[Stored data entries]
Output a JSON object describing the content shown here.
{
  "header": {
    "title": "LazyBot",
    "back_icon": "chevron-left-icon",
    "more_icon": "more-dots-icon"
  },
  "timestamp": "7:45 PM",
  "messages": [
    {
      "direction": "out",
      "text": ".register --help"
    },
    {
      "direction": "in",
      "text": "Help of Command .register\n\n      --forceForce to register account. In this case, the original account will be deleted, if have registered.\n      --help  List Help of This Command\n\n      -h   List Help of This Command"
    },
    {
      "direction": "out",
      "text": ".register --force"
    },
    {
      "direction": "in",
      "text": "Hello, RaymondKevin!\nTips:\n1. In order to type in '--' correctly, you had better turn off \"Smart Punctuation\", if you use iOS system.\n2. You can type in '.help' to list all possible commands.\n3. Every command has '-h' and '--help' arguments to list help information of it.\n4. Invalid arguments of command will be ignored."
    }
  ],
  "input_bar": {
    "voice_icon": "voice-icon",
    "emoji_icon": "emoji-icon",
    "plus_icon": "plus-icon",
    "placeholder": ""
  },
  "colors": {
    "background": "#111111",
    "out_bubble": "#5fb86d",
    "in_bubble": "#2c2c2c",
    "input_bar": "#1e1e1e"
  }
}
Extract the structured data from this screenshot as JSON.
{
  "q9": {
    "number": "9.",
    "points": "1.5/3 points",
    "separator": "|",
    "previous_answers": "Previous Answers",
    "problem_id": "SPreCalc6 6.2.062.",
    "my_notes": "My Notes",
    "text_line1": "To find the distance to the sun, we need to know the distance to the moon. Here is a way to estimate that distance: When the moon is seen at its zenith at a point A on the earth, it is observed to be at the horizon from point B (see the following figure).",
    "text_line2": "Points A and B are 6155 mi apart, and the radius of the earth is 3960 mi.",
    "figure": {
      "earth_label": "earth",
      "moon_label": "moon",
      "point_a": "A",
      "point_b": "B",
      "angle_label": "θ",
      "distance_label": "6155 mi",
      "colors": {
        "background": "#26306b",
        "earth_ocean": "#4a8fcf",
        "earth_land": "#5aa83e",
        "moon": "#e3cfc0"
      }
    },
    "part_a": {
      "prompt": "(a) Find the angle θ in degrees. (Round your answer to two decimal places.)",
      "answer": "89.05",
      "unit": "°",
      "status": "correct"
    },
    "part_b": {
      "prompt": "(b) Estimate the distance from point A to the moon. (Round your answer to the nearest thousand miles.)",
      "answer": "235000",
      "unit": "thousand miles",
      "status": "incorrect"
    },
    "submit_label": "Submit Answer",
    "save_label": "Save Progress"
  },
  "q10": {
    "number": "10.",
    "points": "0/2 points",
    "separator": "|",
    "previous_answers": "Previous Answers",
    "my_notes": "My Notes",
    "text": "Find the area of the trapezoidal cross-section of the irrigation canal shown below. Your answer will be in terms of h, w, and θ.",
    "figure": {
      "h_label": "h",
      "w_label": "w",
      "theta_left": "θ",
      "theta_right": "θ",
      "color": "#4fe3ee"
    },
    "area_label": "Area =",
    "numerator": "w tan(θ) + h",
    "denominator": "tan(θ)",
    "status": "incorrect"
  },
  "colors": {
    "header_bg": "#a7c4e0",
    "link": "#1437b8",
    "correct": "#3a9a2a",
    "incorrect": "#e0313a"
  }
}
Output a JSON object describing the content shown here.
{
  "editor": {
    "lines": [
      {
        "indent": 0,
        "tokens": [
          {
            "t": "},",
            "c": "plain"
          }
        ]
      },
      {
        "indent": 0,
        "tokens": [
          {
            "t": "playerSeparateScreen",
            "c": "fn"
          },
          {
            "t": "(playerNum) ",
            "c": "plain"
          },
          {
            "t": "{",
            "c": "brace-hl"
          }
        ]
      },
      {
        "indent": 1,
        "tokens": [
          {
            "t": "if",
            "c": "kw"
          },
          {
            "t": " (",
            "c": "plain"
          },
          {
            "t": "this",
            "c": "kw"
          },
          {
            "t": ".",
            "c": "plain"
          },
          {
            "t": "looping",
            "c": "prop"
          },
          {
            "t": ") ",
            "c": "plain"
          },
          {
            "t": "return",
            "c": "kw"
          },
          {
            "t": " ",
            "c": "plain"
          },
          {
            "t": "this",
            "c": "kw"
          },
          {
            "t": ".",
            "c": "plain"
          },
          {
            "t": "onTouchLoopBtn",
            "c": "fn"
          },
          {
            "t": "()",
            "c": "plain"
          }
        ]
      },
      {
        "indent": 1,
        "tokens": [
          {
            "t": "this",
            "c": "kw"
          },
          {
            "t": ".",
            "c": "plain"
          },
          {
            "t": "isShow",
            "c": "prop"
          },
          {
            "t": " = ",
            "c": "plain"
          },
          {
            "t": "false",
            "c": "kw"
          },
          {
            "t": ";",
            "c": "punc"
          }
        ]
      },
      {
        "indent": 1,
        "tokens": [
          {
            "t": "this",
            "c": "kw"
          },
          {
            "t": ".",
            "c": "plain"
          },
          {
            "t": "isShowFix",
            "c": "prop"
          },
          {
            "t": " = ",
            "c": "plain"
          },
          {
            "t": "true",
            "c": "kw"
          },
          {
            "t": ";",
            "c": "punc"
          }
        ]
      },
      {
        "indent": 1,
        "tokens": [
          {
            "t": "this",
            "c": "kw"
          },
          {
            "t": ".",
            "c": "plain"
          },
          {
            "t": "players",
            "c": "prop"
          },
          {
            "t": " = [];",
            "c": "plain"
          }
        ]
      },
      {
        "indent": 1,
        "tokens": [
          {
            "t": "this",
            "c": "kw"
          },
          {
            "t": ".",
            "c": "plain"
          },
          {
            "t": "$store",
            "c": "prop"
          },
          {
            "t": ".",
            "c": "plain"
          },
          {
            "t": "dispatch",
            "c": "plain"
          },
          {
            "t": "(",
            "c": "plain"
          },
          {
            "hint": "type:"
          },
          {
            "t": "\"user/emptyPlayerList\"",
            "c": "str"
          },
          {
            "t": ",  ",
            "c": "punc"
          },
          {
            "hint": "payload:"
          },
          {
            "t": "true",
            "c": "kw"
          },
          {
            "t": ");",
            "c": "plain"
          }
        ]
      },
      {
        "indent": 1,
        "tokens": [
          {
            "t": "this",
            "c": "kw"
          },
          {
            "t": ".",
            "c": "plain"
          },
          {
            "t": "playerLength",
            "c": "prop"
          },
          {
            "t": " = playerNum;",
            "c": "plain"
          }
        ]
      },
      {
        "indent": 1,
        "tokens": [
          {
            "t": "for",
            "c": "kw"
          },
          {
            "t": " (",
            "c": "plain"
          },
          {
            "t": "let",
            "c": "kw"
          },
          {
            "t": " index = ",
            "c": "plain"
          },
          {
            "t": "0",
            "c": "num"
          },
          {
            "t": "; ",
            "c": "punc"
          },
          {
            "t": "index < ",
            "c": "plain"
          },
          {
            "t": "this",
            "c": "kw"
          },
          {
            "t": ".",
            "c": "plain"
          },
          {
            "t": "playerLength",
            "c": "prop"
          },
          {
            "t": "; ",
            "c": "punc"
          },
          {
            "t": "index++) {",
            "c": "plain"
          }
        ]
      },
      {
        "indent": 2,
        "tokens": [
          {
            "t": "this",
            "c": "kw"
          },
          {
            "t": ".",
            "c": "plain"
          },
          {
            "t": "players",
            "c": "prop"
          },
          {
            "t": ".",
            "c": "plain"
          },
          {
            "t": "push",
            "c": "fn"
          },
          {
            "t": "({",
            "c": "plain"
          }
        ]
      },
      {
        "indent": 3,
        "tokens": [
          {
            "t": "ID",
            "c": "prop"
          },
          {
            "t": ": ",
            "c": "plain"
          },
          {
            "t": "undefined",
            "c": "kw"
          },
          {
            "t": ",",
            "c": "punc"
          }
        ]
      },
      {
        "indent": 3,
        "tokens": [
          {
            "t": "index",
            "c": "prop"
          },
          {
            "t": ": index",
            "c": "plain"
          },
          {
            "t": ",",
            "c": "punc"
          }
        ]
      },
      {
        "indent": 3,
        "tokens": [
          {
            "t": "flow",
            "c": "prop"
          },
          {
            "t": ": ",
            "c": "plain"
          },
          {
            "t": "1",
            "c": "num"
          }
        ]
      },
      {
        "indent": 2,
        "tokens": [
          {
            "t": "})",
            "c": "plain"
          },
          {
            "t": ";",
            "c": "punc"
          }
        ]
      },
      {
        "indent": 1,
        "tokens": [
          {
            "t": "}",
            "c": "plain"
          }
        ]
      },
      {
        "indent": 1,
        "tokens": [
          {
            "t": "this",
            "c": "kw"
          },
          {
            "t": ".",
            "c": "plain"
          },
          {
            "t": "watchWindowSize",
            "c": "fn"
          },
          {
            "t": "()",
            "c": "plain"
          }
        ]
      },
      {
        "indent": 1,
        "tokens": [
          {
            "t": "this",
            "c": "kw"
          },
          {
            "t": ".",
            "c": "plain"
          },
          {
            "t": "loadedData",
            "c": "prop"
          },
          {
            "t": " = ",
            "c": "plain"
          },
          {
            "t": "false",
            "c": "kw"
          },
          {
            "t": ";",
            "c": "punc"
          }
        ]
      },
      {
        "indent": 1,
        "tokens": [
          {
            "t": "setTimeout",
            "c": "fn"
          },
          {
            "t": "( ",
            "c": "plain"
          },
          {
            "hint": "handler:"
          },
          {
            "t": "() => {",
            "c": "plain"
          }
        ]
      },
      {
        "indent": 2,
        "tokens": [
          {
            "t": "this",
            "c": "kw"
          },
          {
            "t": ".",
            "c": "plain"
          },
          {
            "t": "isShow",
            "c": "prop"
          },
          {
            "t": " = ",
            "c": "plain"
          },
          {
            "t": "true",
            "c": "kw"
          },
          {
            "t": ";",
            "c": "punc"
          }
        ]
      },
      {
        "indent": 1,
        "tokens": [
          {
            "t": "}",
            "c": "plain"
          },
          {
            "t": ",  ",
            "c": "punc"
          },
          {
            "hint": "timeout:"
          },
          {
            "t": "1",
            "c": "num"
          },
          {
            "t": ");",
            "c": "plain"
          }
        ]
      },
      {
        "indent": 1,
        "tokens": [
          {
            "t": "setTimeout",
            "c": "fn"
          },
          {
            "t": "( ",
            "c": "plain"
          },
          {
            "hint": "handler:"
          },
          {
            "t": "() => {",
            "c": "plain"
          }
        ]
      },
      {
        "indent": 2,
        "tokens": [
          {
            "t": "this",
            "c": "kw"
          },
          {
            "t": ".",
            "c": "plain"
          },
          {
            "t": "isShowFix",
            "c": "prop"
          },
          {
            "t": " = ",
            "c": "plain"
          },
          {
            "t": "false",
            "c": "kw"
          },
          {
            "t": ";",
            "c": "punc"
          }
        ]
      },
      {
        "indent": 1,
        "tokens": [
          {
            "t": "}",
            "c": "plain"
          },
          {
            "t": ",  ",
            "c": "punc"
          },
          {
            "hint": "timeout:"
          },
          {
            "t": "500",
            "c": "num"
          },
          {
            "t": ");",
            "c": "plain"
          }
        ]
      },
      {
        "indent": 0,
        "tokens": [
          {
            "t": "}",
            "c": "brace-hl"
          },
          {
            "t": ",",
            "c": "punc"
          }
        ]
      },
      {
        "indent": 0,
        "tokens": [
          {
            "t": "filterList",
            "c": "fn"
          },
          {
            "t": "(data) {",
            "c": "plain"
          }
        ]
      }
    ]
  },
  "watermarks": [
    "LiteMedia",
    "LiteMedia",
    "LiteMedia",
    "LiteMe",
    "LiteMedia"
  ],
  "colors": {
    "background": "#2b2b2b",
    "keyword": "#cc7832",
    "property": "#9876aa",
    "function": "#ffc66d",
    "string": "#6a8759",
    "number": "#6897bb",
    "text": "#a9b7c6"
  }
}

> [WRITTEN EXERCISE] Gather up the lines that contain the word "index".

> [ANSWER BELOW]
            "t": " index = ",
            "t": "index < ",
            "t": "index++) {",
            "t": "index",
            "t": ": index",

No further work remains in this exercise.